Figure content listings:
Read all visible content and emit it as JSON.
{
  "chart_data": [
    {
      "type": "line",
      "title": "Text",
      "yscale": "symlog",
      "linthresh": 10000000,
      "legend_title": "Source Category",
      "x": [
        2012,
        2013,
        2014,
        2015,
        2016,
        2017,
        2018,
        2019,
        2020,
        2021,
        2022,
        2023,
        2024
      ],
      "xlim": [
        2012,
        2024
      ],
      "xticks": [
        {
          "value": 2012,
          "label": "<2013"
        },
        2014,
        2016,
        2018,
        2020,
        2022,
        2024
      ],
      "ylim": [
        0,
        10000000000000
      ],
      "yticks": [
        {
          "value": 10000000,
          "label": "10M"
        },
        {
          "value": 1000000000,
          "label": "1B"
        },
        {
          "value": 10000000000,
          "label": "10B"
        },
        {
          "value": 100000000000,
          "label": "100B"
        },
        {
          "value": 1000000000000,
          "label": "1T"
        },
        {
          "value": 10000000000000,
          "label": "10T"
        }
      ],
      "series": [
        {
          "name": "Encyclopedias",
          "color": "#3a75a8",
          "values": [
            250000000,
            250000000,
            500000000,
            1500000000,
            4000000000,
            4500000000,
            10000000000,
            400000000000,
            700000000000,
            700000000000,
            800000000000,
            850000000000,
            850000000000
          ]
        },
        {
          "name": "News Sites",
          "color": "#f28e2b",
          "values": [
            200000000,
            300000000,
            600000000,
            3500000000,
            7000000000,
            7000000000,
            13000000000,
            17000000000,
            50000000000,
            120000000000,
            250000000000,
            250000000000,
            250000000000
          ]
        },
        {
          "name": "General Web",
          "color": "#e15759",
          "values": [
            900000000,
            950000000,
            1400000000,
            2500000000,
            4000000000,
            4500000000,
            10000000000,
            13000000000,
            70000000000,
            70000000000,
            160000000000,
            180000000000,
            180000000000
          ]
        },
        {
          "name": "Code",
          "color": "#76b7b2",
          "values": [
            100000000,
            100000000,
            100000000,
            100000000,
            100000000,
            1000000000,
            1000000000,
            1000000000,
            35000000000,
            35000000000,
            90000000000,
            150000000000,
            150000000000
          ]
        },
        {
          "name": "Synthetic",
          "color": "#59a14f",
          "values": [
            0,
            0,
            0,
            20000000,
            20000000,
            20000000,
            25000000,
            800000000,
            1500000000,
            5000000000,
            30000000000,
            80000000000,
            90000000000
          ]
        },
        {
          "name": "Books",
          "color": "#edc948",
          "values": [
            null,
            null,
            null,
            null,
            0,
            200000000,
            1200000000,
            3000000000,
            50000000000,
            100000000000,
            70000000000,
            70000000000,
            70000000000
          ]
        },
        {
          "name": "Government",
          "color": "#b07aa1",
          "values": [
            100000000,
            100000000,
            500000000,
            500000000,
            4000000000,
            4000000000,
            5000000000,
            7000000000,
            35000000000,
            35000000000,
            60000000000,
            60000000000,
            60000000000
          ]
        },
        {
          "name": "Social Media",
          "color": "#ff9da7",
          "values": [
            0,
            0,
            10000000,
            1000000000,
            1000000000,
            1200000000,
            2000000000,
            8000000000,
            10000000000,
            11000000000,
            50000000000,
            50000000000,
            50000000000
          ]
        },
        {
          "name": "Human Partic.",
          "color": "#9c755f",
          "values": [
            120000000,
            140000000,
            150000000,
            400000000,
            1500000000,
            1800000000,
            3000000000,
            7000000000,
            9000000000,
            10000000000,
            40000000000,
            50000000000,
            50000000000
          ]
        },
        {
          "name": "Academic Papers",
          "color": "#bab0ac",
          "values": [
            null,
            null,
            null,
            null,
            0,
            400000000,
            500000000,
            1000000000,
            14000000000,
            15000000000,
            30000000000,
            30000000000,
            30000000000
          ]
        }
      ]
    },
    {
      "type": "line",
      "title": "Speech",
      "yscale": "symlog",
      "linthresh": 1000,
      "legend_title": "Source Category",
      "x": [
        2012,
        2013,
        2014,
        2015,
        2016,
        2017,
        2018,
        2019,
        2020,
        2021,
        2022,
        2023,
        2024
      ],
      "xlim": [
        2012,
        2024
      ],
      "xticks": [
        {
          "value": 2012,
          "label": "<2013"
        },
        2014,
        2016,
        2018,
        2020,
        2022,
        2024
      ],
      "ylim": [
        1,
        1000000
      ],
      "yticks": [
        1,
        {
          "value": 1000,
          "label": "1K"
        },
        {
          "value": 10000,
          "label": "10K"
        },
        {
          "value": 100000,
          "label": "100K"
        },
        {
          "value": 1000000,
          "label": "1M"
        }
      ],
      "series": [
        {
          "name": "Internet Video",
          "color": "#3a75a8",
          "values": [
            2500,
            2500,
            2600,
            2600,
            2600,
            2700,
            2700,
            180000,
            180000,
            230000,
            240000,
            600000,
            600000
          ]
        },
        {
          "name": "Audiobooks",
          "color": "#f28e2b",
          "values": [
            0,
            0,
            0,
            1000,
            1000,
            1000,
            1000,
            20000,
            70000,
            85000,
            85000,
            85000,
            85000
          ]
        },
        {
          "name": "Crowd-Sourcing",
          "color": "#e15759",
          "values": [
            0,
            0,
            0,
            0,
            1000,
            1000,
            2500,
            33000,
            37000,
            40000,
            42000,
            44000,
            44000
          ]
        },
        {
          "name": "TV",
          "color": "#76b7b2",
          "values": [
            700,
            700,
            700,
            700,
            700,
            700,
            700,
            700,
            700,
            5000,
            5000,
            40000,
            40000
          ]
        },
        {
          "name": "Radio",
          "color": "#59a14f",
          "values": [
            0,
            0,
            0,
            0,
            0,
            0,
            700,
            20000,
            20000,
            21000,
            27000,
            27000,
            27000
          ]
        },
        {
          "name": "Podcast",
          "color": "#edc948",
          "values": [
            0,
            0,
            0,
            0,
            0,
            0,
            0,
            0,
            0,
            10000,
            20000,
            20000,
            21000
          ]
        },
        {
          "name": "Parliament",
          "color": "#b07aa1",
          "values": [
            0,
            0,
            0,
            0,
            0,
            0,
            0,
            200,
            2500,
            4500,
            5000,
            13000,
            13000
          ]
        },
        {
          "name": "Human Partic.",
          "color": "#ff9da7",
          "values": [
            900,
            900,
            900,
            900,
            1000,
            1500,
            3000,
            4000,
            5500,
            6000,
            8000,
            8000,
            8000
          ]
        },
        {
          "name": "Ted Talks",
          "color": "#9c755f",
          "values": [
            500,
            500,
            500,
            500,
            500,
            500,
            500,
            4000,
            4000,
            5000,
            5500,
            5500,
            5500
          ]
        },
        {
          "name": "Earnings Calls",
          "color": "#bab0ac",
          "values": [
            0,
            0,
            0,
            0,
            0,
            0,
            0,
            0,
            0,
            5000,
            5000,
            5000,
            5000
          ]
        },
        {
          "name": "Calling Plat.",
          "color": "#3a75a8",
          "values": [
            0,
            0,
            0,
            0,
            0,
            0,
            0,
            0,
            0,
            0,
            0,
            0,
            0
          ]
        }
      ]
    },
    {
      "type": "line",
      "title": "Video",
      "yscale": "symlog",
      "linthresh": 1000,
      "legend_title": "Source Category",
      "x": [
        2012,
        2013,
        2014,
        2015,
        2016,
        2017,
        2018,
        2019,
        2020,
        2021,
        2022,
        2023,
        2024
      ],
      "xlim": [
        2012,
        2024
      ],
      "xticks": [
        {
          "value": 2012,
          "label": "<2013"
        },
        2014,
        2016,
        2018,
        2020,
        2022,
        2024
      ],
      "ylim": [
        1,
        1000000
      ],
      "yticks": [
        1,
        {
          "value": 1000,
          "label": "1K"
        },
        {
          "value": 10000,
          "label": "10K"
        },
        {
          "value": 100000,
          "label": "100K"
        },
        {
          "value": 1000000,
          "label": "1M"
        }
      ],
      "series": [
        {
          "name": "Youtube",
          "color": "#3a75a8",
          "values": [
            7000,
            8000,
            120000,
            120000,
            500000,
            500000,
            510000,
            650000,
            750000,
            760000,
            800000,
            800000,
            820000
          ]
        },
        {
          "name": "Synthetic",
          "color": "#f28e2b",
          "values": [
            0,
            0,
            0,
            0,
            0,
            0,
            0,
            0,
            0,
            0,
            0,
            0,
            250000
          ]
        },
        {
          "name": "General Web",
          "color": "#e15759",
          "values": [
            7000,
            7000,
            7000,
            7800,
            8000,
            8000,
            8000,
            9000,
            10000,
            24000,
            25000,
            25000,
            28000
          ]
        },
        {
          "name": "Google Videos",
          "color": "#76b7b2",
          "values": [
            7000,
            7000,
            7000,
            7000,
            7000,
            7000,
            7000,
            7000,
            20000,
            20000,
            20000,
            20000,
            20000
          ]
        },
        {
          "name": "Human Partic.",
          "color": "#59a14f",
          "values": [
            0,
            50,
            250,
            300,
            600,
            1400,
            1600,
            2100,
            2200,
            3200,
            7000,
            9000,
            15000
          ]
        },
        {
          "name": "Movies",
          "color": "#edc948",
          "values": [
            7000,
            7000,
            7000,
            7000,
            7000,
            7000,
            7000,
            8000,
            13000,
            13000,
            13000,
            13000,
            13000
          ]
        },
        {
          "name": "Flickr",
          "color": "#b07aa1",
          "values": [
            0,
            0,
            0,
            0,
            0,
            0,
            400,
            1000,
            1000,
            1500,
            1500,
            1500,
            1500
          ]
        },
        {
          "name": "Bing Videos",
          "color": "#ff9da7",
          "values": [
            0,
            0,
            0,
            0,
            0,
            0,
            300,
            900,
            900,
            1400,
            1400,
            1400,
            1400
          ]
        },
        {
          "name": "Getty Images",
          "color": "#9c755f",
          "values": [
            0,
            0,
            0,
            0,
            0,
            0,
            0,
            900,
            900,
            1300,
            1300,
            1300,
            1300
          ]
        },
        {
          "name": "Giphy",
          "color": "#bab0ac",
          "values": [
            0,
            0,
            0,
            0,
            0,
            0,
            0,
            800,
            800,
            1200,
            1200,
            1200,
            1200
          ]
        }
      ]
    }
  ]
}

## [What to work on]
From the material above, copy each line that includes the word "Videos".

## [Answer below]
          "name": "Google Videos",
          "name": "Bing Videos",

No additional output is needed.